### Set task A
In the boxing passage, why would the narrator's grandmother see an involvement with boxing as a shame? Answer in one to three sentences.
### Set task B
Please output the part of the boxing passage starting at "Suddenly the warning" and ending at "shanda , a shame.", word for word.

### Text extract
——————

The crowd is dispersing; Manuel's was the last bout in tonight's amateur lineup. Baked goods are now discounted to half-price at the concession stand run by the Hamden High School cheerleaders, who have outfitted themselves in bright pink bows and spandex tights. Young mothers scoop up their babies, who have slept or wept through the fights.
Manuel ambles over to the American flag to get his picture taken holding his coveted trophy as the disc jockey cues up Madonna. I hold his infant son and offer his young wife a handkerchief for her tears of pride.
Suddenly the warning tones of my Polish grandmother echo in my ears: “Vos is dos?” (What is this?) I see her standing before me in her plain housedress, legs bowed and encased in thick support stockings, a handkerchief on her head as she lights candles for Shabbas, a woman who traveled on a large ship to the United States in 1921, escaping the impoverished conditions of her shtetl, a woman old before her time and full of fear. Her brows crinkle with confusion, like most people when they hear that I am involved with boxing. Aggression? Physicality? In her shtetl in Poland, often the poorest of dwellings had a special honored shelf for books, and the Jewish way was to observe and study, not to fight. Anything else was a shanda , a shame.
“What can I tell you, Grandma? I love it.”
1
a dirty sport
“ C ome on baby, that punch wasn't sexy—put your hips into it.”

——————

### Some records
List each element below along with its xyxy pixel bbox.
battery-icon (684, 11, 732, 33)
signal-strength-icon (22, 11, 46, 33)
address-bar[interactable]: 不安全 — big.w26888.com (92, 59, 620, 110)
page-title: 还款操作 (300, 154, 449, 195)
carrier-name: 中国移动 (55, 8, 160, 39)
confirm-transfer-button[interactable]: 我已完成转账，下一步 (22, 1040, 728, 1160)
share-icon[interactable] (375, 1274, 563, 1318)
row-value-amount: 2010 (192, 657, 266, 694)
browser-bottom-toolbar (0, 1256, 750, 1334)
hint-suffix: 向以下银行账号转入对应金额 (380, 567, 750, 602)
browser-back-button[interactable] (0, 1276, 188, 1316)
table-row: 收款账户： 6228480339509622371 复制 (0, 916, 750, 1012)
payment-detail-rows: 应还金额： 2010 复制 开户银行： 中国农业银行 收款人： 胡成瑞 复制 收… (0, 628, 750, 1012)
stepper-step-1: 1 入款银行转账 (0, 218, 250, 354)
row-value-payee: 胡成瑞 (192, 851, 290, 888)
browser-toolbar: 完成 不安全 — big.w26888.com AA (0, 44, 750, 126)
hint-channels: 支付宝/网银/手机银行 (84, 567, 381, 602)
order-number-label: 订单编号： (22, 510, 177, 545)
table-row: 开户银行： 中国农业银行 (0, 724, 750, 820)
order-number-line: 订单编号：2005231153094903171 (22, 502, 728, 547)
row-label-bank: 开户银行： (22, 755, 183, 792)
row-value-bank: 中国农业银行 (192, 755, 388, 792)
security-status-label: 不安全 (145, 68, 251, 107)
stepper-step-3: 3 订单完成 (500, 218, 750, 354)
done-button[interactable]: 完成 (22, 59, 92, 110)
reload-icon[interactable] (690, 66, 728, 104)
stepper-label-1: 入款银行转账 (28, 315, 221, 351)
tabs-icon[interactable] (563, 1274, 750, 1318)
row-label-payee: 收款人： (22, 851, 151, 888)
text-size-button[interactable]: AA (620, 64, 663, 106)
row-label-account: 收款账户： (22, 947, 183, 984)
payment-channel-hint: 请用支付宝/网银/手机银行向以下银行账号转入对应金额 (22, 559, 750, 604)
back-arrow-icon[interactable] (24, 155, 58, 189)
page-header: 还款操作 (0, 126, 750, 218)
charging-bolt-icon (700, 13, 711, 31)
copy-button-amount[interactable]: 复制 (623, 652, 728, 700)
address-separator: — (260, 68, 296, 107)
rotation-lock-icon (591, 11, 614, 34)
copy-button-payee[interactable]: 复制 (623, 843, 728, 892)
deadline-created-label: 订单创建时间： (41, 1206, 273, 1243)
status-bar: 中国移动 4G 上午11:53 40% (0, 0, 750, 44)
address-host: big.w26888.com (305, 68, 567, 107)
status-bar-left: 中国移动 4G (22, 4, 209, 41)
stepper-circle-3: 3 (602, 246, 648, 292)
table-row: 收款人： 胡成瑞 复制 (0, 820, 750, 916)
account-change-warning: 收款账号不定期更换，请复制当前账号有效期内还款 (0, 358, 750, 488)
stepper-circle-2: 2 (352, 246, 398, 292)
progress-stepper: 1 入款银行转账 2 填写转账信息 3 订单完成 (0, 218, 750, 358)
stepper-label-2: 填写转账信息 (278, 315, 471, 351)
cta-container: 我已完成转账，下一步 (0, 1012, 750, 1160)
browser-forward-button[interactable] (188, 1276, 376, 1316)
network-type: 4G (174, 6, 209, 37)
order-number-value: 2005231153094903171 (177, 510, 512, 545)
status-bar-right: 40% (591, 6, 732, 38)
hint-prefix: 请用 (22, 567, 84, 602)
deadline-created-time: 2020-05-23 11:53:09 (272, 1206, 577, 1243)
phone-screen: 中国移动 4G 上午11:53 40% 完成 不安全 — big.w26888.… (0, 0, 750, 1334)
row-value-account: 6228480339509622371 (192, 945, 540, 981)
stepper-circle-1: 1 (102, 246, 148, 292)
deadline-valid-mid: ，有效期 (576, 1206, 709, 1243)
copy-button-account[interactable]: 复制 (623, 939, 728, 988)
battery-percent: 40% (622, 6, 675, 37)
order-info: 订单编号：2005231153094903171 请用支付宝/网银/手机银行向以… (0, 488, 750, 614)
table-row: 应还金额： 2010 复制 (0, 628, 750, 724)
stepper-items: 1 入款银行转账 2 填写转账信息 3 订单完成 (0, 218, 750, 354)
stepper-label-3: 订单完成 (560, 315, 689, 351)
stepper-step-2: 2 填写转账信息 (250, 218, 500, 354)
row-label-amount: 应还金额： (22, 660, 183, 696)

——————

### Finished answer A
In her shtetl in Poland, the Jewish way was to observe and study, not to fight, and even the poorest dwellings often had a special honored shelf for books. Anything other than that path was considered a shanda, a shame.

### Finished answer B
Suddenly the warning tones of my Polish grandmother echo in my ears: “Vos is dos?” (What is this?) I see her standing before me in her plain housedress, legs bowed and encased in thick support stockings, a handkerchief on her head as she lights candles for Shabbas, a woman who traveled on a large ship to the United States in 1921, escaping the impoverished conditions of her shtetl, a woman old before her time and full of fear. Her brows crinkle with confusion, like most people when they hear that I am involved with boxing. Aggression? Physicality? In her shtetl in Poland, often the poorest of dwellings had a special honored shelf for books, and the Jewish way was to observe and study, not to fight. Anything else was a shanda , a shame.